Data items:
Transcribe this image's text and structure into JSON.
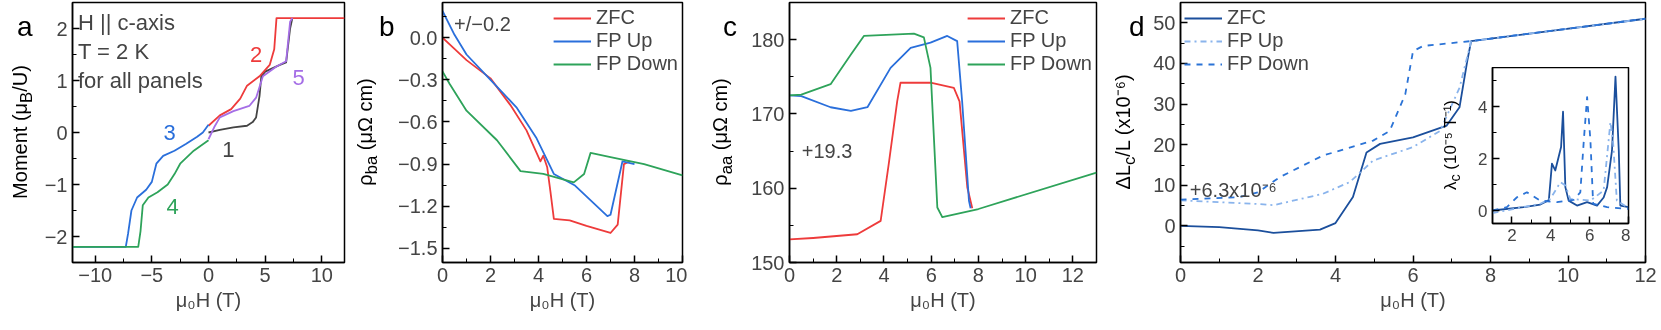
{
  "chart_data": [
    {
      "type": "line",
      "title": "a",
      "xlabel": "μ₀H (T)",
      "ylabel": "Moment (μ$_{B}$/U)",
      "xlim": [
        -12,
        12
      ],
      "xticks": [
        {
          "value": -10,
          "label": "−10"
        },
        {
          "value": -5,
          "label": "−5"
        },
        0,
        5,
        10
      ],
      "ylim": [
        -2.5,
        2.5
      ],
      "yticks": [
        {
          "value": -2,
          "label": "−2"
        },
        {
          "value": -1,
          "label": "−1"
        },
        0,
        1,
        2
      ],
      "annotations": [
        "H || c-axis\nT = 2 K\nfor all panels"
      ],
      "series": [
        {
          "name": "1",
          "color": "#444444",
          "x": [
            0,
            1,
            2.2,
            3.4,
            3.9,
            4.2,
            4.5,
            4.66,
            5,
            6.3,
            6.85,
            7.2,
            7.4
          ],
          "values": [
            0,
            0.05,
            0.1,
            0.13,
            0.2,
            0.29,
            0.7,
            1.08,
            1.17,
            1.3,
            1.35,
            2.0,
            2.2
          ]
        },
        {
          "name": "2",
          "color": "#ee3b3b",
          "x": [
            0,
            1,
            2,
            2.8,
            3.4,
            4.5,
            5.4,
            5.8,
            6.0,
            12
          ],
          "values": [
            0.13,
            0.33,
            0.45,
            0.65,
            0.9,
            1.08,
            1.3,
            1.6,
            2.2,
            2.2
          ]
        },
        {
          "name": "3",
          "color": "#2a6fdb",
          "x": [
            -12,
            -7.3,
            -7.1,
            -6.8,
            -6.3,
            -5.5,
            -5,
            -4.6,
            -4,
            -3,
            -2,
            -1,
            -0.5,
            0
          ],
          "values": [
            -2.2,
            -2.2,
            -1.95,
            -1.5,
            -1.25,
            -1.1,
            -0.95,
            -0.6,
            -0.45,
            -0.35,
            -0.22,
            -0.08,
            0,
            0.15
          ]
        },
        {
          "name": "4",
          "color": "#2ea35a",
          "x": [
            -12,
            -6.2,
            -6,
            -5.8,
            -5.3,
            -4.5,
            -3.6,
            -3,
            -2.5,
            -1.3,
            0
          ],
          "values": [
            -2.2,
            -2.2,
            -1.9,
            -1.4,
            -1.25,
            -1.15,
            -1.0,
            -0.8,
            -0.6,
            -0.35,
            -0.15
          ]
        },
        {
          "name": "5",
          "color": "#a56ee6",
          "x": [
            0,
            0.5,
            1,
            2.2,
            3.6,
            4.2,
            4.8,
            6,
            6.85,
            7.2,
            7.4
          ],
          "values": [
            -0.13,
            0.1,
            0.29,
            0.41,
            0.51,
            0.67,
            1.08,
            1.27,
            1.37,
            2.13,
            2.2
          ]
        }
      ]
    },
    {
      "type": "line",
      "title": "b",
      "xlabel": "μ₀H (T)",
      "ylabel": "ρ$_{ba}$ (μΩ cm)",
      "xlim": [
        0,
        10
      ],
      "xticks": [
        0,
        2,
        4,
        6,
        8,
        10
      ],
      "ylim": [
        -1.6,
        0.25
      ],
      "yticks": [
        {
          "value": -1.5,
          "label": "−1.5"
        },
        {
          "value": -1.2,
          "label": "−1.2"
        },
        {
          "value": -0.9,
          "label": "−0.9"
        },
        {
          "value": -0.6,
          "label": "−0.6"
        },
        {
          "value": -0.3,
          "label": "−0.3"
        },
        {
          "value": 0,
          "label": "0.0"
        }
      ],
      "legend": "top right",
      "annotations": [
        {
          "text": "+/−0.2",
          "x": 0.4,
          "y": 0.1
        }
      ],
      "series": [
        {
          "name": "ZFC",
          "color": "#ee3b3b",
          "x": [
            0,
            0.5,
            1,
            2,
            2.83,
            3.5,
            4.08,
            4.2,
            4.36,
            4.5,
            4.64,
            5.3,
            6,
            7,
            7.3,
            7.56,
            7.8
          ],
          "values": [
            0,
            -0.08,
            -0.16,
            -0.29,
            -0.48,
            -0.66,
            -0.88,
            -0.84,
            -0.92,
            -1.1,
            -1.29,
            -1.3,
            -1.34,
            -1.39,
            -1.33,
            -0.9,
            -0.88
          ]
        },
        {
          "name": "FP Up",
          "color": "#2a6fdb",
          "x": [
            0,
            0.5,
            1,
            2,
            3.1,
            3.9,
            4.64,
            5.5,
            6.87,
            7,
            7.5,
            8
          ],
          "values": [
            0.19,
            0.02,
            -0.12,
            -0.3,
            -0.5,
            -0.71,
            -0.97,
            -1.05,
            -1.27,
            -1.26,
            -0.88,
            -0.9
          ]
        },
        {
          "name": "FP Down",
          "color": "#2ea35a",
          "x": [
            0,
            0.3,
            1,
            2.27,
            3.25,
            4.2,
            5.47,
            5.9,
            6.17,
            7,
            8.4,
            10
          ],
          "values": [
            -0.24,
            -0.33,
            -0.52,
            -0.73,
            -0.95,
            -0.97,
            -1.03,
            -0.97,
            -0.82,
            -0.85,
            -0.9,
            -0.98
          ]
        }
      ]
    },
    {
      "type": "line",
      "title": "c",
      "xlabel": "μ₀H (T)",
      "ylabel": "ρ$_{aa}$ (μΩ cm)",
      "xlim": [
        0,
        13
      ],
      "xticks": [
        0,
        2,
        4,
        6,
        8,
        10,
        12
      ],
      "ylim": [
        150,
        185
      ],
      "yticks": [
        150,
        160,
        170,
        180
      ],
      "legend": "top right",
      "annotations": [
        "+19.3"
      ],
      "series": [
        {
          "name": "ZFC",
          "color": "#ee3b3b",
          "x": [
            0,
            1,
            2.87,
            3.86,
            4.2,
            4.56,
            4.7,
            5.97,
            6.96,
            7.2,
            7.53,
            7.74
          ],
          "values": [
            153.1,
            153.3,
            153.8,
            155.6,
            163.2,
            171.7,
            174.2,
            174.2,
            173.5,
            171.7,
            160.1,
            157.3
          ]
        },
        {
          "name": "FP Up",
          "color": "#2a6fdb",
          "x": [
            0,
            0.5,
            1.74,
            2.6,
            3.3,
            4.28,
            5.13,
            5.97,
            6.68,
            7.1,
            7.31,
            7.6,
            7.67
          ],
          "values": [
            172.5,
            172.4,
            170.9,
            170.4,
            170.9,
            176.2,
            178.9,
            179.6,
            180.5,
            179.8,
            171.7,
            158.3,
            157.3
          ]
        },
        {
          "name": "FP Down",
          "color": "#2ea35a",
          "x": [
            0,
            0.5,
            1.74,
            2.6,
            3.15,
            5.27,
            5.69,
            5.97,
            6.26,
            6.47,
            8,
            13
          ],
          "values": [
            172.5,
            172.6,
            174,
            178,
            180.5,
            180.8,
            180.3,
            176.2,
            157.4,
            156.1,
            157.2,
            162.1
          ]
        }
      ]
    },
    {
      "type": "line",
      "title": "d",
      "xlabel": "μ₀H (T)",
      "ylabel": "ΔL$_{c}$/L (x10⁻⁶)",
      "xlim": [
        0,
        12
      ],
      "xticks": [
        0,
        2,
        4,
        6,
        8,
        10,
        12
      ],
      "ylim": [
        -9,
        55
      ],
      "yticks": [
        0,
        10,
        20,
        30,
        40,
        50
      ],
      "legend": "top left",
      "annotations": [
        "+6.3x10⁻⁶"
      ],
      "series": [
        {
          "name": "ZFC",
          "color": "#1b4f9c",
          "line_style": "solid",
          "x": [
            0,
            1,
            2,
            2.4,
            3.6,
            4.0,
            4.45,
            4.8,
            5.15,
            6,
            6.87,
            7.2,
            7.4,
            7.5,
            12
          ],
          "values": [
            0,
            -0.3,
            -1.1,
            -1.7,
            -0.9,
            0.7,
            7.1,
            18.1,
            20.2,
            21.8,
            24.7,
            29.2,
            40.6,
            45.5,
            51
          ]
        },
        {
          "name": "FP Up",
          "color": "#8ab4ec",
          "line_style": "dashdot",
          "x": [
            0,
            2,
            2.4,
            3.67,
            4.37,
            4.97,
            6,
            6.7,
            7.2,
            7.5,
            12
          ],
          "values": [
            6.3,
            5.4,
            5.1,
            7.9,
            10.8,
            16.1,
            19.4,
            23.4,
            34,
            45.5,
            51
          ]
        },
        {
          "name": "FP Down",
          "color": "#2b73d6",
          "line_style": "dashed",
          "x": [
            0,
            1.53,
            2,
            2.56,
            3.67,
            4.97,
            5.4,
            5.8,
            6,
            6.26,
            7.5,
            12
          ],
          "values": [
            6.5,
            7.1,
            8.3,
            12,
            17.3,
            21,
            23.4,
            32.4,
            43,
            44.3,
            45.5,
            51
          ]
        }
      ]
    },
    {
      "type": "line",
      "ylabel": "λ$_{c}$ (10⁻⁵ T⁻¹)",
      "xlim": [
        1,
        8
      ],
      "xticks": [
        2,
        4,
        6,
        8
      ],
      "ylim": [
        -0.5,
        5.5
      ],
      "yticks": [
        0,
        2,
        4
      ],
      "series": [
        {
          "color": "#1b4f9c",
          "line_style": "solid",
          "x": [
            1,
            2.6,
            3.46,
            3.9,
            4.06,
            4.23,
            4.4,
            4.53,
            4.63,
            4.75,
            4.92,
            5.35,
            5.87,
            6.38,
            6.72,
            6.9,
            7.15,
            7.33,
            7.5,
            7.58,
            8
          ],
          "values": [
            0,
            0.13,
            0.23,
            0.4,
            1.8,
            1.54,
            2.05,
            2.44,
            3.8,
            0.9,
            0.38,
            0.19,
            0.32,
            0.19,
            0.5,
            0.9,
            2.3,
            5.15,
            2.3,
            0.19,
            0.13
          ]
        },
        {
          "color": "#8ab4ec",
          "line_style": "dashdot",
          "x": [
            1,
            3.46,
            3.98,
            4.5,
            4.75,
            5.0,
            6.04,
            6.72,
            7.07,
            7.2,
            7.4,
            8
          ],
          "values": [
            -0.1,
            0.26,
            0.45,
            1.09,
            0.96,
            0.45,
            0.38,
            0.77,
            3.4,
            2.7,
            0.38,
            0.1
          ]
        },
        {
          "color": "#2b73d6",
          "line_style": "dashed",
          "x": [
            1,
            1.74,
            2.26,
            2.77,
            3.46,
            4.32,
            5.18,
            5.52,
            5.7,
            5.87,
            6.04,
            6.18,
            6.9,
            8
          ],
          "values": [
            0,
            0.13,
            0.51,
            0.7,
            0.38,
            0.32,
            0.41,
            0.7,
            2.7,
            4.36,
            2.7,
            0.26,
            0.13,
            0.06
          ]
        }
      ]
    }
  ]
}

# Requirements
Copy each line of the data that contains the word "ylabel".

# Correct result
      "ylabel": "Moment (μ$_{B}$/U)",
      "ylabel": "ρ$_{ba}$ (μΩ cm)",
      "ylabel": "ρ$_{aa}$ (μΩ cm)",
      "ylabel": "ΔL$_{c}$/L (x10⁻⁶)",
      "ylabel": "λ$_{c}$ (10⁻⁵ T⁻¹)",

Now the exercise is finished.